[Given task] Select every line below containing the word "title".

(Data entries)
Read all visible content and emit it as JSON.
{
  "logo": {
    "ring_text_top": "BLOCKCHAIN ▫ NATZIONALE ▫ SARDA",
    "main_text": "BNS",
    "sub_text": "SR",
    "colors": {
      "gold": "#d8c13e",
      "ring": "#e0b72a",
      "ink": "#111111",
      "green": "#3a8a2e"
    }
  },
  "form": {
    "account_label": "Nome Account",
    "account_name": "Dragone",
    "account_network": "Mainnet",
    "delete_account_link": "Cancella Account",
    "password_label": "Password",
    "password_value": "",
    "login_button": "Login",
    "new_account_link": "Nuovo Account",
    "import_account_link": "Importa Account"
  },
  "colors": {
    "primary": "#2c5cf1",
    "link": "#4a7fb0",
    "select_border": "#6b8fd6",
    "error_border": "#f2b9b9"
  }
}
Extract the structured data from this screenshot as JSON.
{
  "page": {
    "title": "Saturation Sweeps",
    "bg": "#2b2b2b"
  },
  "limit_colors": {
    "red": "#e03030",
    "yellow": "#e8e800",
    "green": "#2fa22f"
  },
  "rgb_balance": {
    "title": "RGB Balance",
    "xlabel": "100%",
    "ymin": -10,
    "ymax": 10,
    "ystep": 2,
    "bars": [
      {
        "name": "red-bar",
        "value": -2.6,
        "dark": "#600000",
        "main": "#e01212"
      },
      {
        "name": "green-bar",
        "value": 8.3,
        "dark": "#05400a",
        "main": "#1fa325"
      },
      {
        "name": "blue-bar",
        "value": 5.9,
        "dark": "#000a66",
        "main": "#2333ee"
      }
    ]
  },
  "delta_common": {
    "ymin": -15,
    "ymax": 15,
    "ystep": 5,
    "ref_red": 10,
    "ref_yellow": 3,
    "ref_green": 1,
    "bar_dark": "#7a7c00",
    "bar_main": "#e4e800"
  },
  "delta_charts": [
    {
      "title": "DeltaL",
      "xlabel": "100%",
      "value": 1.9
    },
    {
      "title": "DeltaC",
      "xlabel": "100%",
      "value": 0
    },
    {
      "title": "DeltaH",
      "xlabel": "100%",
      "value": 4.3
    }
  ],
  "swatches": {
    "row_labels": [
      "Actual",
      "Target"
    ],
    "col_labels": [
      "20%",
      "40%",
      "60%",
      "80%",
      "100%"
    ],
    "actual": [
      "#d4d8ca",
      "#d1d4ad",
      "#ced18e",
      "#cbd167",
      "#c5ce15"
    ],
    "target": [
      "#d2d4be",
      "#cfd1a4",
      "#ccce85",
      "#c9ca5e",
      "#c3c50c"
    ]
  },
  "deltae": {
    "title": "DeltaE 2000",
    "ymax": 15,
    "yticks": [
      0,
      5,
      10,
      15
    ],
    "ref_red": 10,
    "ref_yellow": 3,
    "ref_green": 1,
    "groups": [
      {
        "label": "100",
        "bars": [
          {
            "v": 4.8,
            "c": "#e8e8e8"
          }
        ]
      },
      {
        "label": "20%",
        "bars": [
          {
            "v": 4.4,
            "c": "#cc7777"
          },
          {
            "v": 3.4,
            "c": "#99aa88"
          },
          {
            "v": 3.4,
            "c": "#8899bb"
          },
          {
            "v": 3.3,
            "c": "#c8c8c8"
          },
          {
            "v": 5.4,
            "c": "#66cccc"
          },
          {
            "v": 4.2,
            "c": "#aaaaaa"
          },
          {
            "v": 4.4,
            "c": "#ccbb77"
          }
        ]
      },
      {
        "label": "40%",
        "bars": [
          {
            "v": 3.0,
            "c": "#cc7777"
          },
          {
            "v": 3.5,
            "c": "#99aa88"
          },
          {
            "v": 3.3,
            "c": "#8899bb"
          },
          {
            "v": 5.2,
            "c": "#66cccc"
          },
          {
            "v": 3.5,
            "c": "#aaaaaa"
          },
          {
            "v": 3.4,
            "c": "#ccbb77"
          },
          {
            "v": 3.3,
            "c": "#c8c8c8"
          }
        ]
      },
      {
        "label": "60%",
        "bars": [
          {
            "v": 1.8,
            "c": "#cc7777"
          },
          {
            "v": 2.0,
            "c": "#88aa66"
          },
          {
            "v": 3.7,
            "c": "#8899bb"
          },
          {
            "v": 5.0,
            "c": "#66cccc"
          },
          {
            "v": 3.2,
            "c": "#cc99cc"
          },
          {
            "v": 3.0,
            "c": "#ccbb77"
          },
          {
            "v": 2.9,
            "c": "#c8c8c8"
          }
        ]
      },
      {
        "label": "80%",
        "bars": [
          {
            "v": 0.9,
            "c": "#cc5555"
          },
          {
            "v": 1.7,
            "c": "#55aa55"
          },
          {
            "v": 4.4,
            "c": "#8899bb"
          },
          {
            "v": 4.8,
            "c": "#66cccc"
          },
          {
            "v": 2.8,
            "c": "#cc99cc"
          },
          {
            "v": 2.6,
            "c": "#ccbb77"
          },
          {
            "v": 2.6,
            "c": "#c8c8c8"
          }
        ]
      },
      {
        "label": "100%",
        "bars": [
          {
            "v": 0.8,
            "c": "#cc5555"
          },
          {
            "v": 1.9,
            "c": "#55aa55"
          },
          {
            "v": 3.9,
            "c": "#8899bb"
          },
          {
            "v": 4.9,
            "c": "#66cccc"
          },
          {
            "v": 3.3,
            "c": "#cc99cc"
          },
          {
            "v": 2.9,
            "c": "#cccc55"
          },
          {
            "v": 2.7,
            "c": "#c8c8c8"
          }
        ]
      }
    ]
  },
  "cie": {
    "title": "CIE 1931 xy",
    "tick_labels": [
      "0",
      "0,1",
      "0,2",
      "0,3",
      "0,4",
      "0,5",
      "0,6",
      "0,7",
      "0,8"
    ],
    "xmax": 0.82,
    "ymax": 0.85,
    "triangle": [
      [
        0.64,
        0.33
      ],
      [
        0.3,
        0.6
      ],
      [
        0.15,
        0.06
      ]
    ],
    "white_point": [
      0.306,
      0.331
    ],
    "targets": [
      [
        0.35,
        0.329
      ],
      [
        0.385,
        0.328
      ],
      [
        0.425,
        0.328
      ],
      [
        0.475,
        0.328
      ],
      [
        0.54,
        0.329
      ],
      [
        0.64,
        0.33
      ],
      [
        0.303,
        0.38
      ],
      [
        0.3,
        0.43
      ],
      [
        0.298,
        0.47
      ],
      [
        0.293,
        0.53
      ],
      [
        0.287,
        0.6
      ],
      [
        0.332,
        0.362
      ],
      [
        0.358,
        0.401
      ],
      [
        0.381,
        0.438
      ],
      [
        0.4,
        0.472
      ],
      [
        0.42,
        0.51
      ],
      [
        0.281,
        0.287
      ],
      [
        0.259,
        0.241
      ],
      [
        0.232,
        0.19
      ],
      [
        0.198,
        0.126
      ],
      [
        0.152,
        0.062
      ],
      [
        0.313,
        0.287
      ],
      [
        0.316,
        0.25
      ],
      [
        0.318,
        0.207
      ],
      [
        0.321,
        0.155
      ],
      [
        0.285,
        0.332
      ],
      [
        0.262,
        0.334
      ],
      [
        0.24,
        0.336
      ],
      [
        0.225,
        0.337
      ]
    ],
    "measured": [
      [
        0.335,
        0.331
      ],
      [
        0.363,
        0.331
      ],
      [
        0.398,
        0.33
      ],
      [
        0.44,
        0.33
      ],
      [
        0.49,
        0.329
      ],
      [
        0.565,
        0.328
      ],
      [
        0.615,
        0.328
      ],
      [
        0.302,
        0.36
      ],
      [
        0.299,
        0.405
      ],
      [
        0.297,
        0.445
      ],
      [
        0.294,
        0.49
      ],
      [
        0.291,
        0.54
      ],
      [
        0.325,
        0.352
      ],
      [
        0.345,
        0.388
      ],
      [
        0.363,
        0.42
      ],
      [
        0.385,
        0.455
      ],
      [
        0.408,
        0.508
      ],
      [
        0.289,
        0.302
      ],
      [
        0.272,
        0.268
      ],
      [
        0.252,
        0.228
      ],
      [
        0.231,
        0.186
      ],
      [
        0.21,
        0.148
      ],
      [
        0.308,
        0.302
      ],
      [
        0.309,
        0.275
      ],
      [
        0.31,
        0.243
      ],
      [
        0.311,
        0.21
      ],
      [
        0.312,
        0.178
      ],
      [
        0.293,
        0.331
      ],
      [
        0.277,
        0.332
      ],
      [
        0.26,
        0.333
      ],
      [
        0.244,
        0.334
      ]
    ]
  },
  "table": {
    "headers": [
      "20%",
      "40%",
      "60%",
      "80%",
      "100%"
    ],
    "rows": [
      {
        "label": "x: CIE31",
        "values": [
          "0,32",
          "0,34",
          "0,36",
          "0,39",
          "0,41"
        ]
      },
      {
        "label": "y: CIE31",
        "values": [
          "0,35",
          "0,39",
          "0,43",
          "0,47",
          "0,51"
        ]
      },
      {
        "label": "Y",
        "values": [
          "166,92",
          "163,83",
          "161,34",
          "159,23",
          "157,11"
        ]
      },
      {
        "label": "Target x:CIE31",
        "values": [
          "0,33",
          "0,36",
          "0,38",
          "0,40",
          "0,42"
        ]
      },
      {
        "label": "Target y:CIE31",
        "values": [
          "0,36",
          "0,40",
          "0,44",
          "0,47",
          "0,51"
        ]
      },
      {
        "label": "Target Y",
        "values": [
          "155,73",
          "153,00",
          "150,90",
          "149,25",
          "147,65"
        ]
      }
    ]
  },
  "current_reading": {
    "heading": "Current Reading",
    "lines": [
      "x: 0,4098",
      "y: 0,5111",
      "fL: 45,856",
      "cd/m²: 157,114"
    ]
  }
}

[The solution]
    "title": "Saturation Sweeps",
    "title": "RGB Balance",
      "title": "DeltaL",
      "title": "DeltaC",
      "title": "DeltaH",
    "title": "DeltaE 2000",
    "title": "CIE 1931 xy",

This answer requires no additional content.